Chart and figure data:
________________________
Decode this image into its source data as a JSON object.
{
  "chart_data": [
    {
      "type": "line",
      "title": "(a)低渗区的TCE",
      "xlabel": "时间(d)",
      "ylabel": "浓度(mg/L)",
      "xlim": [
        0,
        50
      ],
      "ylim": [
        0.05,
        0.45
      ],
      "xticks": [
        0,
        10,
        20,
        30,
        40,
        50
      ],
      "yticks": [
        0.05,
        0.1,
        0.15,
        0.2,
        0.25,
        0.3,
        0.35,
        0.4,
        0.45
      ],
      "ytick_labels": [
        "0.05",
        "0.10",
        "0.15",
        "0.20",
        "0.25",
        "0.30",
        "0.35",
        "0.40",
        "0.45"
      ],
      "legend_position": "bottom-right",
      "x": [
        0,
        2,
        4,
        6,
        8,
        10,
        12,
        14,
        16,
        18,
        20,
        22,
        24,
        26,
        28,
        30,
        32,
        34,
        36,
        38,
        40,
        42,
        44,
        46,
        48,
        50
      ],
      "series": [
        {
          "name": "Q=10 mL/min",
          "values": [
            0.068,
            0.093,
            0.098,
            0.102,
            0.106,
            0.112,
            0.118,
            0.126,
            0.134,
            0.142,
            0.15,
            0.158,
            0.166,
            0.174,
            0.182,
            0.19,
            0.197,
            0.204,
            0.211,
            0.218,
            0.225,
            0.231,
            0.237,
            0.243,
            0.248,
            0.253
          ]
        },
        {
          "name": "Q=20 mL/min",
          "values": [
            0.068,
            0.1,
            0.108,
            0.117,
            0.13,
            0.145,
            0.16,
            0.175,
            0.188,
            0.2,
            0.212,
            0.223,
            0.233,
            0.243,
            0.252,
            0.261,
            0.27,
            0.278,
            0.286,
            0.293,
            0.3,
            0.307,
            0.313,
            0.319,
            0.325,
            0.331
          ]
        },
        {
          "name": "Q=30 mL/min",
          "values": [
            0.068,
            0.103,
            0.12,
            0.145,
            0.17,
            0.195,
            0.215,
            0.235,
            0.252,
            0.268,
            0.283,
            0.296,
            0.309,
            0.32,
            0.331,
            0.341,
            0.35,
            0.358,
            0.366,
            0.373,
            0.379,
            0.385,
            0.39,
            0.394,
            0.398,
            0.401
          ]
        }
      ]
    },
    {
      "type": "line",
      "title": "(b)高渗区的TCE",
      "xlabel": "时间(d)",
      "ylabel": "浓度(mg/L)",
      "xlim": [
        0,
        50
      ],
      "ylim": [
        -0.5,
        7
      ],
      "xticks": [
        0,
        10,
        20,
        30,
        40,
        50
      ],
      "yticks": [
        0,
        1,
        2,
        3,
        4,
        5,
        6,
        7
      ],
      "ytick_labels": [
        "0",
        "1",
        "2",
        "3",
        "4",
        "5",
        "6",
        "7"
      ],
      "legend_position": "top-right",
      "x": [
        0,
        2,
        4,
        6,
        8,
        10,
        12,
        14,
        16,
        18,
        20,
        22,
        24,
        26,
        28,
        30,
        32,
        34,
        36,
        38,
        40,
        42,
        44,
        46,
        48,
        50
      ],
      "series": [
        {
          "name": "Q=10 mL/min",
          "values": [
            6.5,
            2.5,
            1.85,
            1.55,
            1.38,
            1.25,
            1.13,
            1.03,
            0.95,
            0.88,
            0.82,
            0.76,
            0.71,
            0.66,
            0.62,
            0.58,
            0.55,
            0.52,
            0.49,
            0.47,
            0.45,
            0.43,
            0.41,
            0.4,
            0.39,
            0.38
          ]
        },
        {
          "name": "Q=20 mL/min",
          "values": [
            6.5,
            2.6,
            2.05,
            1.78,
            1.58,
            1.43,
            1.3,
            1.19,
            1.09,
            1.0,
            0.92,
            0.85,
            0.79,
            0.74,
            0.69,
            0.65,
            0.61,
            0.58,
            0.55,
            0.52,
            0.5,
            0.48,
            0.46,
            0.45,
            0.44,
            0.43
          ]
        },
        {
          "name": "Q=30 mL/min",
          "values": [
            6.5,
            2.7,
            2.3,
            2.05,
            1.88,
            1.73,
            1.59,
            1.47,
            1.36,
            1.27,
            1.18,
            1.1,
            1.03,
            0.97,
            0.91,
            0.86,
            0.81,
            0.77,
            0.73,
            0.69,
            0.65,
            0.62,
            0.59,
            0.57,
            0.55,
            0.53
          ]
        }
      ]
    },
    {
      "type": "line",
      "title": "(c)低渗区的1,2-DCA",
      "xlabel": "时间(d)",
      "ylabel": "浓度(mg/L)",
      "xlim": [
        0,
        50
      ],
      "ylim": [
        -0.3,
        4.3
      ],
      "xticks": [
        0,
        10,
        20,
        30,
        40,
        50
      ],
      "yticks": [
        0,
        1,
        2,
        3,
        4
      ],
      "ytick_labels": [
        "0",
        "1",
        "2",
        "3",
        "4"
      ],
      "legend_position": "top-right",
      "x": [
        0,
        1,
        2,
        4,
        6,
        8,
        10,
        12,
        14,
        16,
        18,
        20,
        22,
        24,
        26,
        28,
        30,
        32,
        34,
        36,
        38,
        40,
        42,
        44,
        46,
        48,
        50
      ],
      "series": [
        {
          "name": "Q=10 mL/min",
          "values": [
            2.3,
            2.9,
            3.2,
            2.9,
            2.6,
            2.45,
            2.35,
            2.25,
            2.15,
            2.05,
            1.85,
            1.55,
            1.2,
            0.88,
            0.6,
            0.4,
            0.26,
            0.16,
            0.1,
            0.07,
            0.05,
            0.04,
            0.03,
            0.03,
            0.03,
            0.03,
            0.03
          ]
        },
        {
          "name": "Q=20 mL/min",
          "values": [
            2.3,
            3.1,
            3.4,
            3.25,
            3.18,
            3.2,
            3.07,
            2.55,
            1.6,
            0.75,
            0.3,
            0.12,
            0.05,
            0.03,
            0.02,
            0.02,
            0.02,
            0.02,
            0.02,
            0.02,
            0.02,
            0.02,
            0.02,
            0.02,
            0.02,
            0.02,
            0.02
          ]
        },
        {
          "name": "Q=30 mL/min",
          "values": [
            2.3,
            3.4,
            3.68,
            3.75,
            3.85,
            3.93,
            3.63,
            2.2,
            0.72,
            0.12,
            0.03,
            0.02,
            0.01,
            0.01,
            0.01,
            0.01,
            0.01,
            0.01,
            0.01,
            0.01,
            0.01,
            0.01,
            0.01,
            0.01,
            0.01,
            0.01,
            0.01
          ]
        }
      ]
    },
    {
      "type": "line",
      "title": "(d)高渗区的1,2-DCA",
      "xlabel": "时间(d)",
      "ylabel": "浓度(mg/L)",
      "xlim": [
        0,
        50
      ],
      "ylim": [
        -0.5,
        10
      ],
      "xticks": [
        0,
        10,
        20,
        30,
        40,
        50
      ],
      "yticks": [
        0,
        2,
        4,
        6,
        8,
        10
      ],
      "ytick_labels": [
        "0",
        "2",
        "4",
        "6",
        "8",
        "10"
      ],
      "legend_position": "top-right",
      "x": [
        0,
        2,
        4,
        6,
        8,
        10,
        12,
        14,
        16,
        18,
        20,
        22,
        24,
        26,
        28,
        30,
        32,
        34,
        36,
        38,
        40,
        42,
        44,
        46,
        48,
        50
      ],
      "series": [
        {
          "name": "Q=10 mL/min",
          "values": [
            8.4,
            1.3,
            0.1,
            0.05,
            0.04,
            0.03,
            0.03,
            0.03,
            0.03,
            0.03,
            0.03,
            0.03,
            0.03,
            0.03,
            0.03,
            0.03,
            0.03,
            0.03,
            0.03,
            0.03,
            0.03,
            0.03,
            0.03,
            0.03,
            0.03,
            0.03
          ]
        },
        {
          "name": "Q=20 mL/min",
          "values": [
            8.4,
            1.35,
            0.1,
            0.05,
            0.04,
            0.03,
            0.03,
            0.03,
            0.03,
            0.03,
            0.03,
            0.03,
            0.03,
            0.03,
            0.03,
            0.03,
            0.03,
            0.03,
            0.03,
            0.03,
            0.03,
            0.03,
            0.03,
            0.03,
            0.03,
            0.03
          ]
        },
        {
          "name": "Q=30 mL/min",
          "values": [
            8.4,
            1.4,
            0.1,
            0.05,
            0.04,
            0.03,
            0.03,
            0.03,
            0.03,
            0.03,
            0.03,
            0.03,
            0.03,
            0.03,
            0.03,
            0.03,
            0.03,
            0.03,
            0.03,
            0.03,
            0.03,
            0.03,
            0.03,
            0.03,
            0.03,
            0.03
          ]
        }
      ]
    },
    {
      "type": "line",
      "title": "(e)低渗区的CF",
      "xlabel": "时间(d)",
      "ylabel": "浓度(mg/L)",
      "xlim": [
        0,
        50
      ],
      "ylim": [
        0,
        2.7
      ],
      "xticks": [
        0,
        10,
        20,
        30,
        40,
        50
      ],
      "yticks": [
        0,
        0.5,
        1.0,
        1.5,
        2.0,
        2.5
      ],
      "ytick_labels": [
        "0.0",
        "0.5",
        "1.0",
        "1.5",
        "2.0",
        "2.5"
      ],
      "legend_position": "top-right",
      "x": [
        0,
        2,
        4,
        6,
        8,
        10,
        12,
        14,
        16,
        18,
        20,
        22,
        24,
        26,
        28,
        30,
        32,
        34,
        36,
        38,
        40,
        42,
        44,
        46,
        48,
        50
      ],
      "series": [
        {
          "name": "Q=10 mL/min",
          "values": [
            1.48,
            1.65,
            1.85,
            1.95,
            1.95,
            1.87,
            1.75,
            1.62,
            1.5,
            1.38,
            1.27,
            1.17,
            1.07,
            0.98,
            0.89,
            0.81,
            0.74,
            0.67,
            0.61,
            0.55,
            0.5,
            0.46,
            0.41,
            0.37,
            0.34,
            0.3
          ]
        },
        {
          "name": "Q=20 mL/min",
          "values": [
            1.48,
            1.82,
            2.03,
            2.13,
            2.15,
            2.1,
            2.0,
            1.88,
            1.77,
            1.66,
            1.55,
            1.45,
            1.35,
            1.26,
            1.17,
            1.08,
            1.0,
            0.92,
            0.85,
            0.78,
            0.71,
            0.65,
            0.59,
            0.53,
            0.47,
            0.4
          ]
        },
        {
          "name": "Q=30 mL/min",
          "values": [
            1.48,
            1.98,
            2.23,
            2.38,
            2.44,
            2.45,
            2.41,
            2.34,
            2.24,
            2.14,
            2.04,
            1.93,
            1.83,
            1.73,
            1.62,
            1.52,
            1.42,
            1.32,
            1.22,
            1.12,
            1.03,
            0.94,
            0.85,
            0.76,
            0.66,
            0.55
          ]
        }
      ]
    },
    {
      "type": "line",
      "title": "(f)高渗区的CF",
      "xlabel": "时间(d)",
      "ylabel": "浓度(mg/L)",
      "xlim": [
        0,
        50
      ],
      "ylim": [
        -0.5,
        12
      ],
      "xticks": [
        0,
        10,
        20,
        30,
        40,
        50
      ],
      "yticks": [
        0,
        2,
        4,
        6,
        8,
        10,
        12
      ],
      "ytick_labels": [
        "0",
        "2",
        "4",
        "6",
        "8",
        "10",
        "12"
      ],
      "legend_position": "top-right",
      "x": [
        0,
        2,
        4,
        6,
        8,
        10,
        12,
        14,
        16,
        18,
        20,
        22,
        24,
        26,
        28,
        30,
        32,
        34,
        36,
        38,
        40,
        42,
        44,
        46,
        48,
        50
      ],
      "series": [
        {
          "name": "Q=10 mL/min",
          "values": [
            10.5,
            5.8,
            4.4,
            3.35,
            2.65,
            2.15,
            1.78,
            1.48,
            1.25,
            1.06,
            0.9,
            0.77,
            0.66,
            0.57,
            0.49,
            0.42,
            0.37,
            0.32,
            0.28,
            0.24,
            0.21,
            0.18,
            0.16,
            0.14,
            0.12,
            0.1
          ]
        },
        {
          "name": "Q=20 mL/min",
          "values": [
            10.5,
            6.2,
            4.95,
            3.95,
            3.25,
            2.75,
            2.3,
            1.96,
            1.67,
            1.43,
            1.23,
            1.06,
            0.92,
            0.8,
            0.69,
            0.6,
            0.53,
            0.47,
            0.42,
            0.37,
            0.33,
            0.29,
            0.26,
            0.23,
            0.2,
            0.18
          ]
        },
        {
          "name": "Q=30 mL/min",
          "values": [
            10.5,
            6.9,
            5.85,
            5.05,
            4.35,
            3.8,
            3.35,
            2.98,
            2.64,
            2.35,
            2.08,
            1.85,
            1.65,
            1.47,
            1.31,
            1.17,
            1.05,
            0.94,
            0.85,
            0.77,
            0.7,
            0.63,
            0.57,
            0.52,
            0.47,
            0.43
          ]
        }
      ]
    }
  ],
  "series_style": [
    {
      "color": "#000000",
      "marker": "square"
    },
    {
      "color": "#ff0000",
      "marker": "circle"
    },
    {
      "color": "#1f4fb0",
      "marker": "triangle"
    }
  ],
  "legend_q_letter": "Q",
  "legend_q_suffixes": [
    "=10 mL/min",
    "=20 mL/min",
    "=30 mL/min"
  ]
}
________________________
Exercise prompt: Wherever the string "title" appears in the entries above, list that line.

Output of the task:
      "title": "(a)低渗区的TCE",
      "title": "(b)高渗区的TCE",
      "title": "(c)低渗区的1,2-DCA",
      "title": "(d)高渗区的1,2-DCA",
      "title": "(e)低渗区的CF",
      "title": "(f)高渗区的CF",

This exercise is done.